● SET PROBLEM
Check each line of the material below for "della", then copy the ones that contain it.

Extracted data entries
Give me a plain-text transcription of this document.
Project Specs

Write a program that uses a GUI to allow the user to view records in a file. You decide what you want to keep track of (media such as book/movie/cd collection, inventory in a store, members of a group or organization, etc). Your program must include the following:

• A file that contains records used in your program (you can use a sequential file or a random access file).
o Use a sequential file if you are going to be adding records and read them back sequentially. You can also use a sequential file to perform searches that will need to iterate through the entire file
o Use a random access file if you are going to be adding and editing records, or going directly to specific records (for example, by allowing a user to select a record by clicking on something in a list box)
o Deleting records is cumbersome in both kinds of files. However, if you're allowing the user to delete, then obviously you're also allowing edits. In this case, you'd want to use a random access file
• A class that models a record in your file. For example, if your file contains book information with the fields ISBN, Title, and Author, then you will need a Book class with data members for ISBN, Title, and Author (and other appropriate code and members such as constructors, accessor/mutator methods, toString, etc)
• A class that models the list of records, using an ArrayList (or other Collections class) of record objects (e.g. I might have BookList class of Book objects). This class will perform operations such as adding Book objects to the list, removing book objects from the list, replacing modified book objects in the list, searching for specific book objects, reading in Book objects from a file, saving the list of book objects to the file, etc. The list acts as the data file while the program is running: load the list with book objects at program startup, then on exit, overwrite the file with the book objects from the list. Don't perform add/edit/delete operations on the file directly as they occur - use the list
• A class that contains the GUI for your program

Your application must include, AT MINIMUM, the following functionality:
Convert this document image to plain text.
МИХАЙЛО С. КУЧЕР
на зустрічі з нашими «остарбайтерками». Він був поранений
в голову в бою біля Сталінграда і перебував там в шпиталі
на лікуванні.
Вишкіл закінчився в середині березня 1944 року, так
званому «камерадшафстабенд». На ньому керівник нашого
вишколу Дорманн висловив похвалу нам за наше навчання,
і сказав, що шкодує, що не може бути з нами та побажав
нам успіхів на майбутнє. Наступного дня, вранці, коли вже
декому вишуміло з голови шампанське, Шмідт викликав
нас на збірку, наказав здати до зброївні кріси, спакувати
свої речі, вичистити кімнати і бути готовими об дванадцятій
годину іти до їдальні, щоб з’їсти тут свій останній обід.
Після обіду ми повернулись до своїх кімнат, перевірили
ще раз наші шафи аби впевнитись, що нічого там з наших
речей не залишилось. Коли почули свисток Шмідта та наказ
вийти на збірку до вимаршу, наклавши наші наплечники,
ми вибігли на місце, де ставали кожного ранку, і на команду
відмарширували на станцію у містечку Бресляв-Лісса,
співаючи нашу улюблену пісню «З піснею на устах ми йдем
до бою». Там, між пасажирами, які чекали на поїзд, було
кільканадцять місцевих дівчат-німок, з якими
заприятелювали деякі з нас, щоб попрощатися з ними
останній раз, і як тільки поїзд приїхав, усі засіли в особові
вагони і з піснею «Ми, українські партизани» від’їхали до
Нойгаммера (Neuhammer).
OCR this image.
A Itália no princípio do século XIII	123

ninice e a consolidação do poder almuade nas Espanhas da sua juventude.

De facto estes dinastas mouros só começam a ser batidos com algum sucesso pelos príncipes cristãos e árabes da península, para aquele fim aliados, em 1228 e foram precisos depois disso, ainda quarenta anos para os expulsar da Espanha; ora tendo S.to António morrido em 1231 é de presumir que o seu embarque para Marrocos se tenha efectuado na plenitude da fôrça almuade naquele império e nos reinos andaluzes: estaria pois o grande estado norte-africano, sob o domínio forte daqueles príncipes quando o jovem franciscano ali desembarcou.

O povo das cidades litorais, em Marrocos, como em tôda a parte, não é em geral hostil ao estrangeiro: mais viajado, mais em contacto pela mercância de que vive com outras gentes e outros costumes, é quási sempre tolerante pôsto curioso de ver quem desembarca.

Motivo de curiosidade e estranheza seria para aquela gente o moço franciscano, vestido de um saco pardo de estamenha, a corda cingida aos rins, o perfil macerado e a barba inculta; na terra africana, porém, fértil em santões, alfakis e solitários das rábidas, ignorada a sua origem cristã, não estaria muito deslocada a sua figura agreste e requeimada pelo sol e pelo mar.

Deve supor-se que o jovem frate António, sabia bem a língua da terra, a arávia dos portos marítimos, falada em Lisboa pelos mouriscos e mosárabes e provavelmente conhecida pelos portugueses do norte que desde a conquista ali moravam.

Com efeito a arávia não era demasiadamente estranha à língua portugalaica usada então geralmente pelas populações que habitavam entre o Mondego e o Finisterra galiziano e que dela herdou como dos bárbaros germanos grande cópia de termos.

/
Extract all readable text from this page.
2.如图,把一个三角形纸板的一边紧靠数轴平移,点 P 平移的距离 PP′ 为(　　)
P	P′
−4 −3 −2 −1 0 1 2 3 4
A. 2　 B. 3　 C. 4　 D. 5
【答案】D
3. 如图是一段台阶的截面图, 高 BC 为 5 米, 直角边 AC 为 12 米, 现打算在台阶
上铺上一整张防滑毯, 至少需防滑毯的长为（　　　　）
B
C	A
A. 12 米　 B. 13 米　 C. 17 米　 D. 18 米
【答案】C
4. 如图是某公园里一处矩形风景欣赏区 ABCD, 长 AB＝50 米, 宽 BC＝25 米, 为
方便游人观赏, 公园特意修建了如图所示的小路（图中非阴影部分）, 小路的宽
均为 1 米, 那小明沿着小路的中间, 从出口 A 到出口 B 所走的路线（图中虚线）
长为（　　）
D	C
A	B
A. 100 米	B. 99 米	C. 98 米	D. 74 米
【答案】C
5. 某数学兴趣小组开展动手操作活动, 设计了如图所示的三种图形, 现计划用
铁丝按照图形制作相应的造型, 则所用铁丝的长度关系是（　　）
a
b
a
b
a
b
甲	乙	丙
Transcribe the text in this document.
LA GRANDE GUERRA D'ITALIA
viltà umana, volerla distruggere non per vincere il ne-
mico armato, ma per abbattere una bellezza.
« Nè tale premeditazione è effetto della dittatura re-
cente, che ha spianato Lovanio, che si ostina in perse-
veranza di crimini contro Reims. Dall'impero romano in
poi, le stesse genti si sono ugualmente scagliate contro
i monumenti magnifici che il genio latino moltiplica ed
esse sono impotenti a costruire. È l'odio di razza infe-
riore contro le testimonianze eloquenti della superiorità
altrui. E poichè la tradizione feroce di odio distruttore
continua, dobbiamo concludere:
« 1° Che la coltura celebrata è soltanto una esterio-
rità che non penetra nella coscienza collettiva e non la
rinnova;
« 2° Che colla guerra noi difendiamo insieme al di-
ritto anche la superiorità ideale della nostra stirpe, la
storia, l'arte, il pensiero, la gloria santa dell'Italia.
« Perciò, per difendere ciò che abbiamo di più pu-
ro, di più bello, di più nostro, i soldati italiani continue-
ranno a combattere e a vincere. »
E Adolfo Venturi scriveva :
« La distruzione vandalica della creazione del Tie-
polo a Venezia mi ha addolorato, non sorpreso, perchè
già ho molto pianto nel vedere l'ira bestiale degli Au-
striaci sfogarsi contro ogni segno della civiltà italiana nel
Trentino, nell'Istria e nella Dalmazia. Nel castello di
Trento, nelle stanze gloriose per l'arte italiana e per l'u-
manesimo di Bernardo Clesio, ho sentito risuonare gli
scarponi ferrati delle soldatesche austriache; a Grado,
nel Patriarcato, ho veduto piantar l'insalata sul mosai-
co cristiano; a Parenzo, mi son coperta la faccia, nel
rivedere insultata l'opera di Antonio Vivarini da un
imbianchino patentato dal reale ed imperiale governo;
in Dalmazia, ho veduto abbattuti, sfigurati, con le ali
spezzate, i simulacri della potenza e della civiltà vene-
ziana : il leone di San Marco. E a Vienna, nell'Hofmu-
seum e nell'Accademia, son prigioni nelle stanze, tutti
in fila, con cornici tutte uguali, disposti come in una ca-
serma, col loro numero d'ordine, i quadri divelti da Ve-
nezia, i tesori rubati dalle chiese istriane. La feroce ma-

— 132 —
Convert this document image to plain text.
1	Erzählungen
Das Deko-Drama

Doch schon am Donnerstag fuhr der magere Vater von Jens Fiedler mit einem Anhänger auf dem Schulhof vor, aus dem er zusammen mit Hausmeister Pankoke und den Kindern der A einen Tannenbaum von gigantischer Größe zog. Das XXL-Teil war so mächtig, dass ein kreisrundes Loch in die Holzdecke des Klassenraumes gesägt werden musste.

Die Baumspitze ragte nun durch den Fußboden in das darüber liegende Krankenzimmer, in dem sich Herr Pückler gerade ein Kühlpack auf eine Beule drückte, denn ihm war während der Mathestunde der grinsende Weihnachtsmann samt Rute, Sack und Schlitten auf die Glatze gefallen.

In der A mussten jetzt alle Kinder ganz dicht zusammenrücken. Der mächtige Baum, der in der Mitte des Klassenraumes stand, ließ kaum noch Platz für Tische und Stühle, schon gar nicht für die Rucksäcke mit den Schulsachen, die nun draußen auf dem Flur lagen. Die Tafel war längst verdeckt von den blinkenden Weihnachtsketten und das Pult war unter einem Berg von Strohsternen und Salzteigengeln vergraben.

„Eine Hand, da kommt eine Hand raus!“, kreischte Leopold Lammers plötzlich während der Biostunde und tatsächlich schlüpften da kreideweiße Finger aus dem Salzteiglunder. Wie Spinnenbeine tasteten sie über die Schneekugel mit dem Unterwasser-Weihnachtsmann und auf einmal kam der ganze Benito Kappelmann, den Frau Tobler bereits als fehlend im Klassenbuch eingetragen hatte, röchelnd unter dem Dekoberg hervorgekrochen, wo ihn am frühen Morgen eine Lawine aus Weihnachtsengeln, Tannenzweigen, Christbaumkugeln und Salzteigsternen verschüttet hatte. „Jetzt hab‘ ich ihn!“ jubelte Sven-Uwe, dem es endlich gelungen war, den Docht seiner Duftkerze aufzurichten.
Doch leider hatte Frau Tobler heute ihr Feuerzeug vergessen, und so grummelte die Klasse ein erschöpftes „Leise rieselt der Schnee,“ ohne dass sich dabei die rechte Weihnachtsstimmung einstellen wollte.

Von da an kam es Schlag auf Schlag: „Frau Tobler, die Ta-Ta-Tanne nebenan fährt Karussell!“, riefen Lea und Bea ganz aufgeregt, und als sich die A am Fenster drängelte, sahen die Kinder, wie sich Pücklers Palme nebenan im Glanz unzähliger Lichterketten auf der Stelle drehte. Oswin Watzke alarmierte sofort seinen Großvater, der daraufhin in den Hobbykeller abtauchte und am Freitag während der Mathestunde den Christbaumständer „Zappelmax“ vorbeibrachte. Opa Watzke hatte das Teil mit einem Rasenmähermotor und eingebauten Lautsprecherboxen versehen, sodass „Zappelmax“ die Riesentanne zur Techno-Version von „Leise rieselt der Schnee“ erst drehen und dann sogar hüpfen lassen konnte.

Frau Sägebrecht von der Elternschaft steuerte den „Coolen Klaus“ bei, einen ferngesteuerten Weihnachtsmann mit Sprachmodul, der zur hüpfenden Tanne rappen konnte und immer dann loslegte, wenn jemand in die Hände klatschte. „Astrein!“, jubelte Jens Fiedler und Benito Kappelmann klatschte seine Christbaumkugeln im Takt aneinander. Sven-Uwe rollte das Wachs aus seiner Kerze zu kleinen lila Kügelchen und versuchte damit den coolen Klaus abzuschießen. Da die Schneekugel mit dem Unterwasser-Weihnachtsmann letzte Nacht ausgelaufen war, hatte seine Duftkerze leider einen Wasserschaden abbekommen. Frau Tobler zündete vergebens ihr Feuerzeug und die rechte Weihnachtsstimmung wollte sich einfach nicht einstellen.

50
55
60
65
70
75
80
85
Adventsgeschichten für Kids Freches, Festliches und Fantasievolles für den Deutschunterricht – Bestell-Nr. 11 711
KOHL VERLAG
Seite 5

● RESPONSE
« Nè tale premeditazione è effetto della dittatura re-
riore contro le testimonianze eloquenti della superiorità
ritto anche la superiorità ideale della nostra stirpe, la
« La distruzione vandalica della creazione del Tie-
striaci sfogarsi contro ogni segno della civiltà italiana nel
spezzate, i simulacri della potenza e della civiltà vene-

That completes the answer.